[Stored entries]
* Start *

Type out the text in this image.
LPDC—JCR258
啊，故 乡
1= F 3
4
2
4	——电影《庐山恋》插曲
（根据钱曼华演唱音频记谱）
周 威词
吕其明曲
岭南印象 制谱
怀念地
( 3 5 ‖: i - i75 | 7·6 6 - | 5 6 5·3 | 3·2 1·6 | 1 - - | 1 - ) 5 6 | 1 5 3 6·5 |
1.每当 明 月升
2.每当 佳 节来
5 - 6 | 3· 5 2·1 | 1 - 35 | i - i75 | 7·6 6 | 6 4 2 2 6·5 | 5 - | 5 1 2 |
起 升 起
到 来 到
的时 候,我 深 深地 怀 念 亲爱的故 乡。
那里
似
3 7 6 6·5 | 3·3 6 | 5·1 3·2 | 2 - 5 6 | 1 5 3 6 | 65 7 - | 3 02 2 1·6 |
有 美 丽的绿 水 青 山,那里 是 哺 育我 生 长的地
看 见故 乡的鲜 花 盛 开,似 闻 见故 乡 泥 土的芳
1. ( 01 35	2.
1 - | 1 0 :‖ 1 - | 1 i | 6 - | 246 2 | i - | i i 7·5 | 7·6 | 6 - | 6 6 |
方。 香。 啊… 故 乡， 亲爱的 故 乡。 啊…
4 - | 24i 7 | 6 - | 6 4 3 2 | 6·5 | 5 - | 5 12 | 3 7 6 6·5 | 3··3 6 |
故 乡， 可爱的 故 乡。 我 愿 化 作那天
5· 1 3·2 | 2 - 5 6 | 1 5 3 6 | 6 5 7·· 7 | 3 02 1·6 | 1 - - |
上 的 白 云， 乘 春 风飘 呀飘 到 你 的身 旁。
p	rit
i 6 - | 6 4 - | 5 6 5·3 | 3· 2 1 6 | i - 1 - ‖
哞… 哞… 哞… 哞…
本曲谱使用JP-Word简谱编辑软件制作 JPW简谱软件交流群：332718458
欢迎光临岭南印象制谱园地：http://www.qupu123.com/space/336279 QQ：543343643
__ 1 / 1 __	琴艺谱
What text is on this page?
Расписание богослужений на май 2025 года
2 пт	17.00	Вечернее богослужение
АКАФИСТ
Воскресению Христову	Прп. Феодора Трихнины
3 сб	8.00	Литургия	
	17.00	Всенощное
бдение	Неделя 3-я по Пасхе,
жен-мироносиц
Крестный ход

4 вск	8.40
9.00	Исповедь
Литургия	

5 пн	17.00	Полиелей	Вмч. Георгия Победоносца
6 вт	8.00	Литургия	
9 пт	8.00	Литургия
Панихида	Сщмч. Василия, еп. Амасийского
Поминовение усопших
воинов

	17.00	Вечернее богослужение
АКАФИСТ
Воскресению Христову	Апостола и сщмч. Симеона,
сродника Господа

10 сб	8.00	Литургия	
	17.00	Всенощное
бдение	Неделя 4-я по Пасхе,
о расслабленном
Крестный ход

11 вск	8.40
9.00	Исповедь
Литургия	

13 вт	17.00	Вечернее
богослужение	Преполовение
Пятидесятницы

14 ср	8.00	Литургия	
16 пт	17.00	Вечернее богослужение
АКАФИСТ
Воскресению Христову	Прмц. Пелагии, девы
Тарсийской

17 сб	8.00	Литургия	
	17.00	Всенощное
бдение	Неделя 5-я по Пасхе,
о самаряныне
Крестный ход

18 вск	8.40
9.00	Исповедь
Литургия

* End *

**What is required:** Return every line holding the word "Вечернее" from the records.

**Answer to the task:**
2 пт	17.00	Вечернее богослужение
	17.00	Вечернее богослужение
13 вт	17.00	Вечернее
16 пт	17.00	Вечернее богослужение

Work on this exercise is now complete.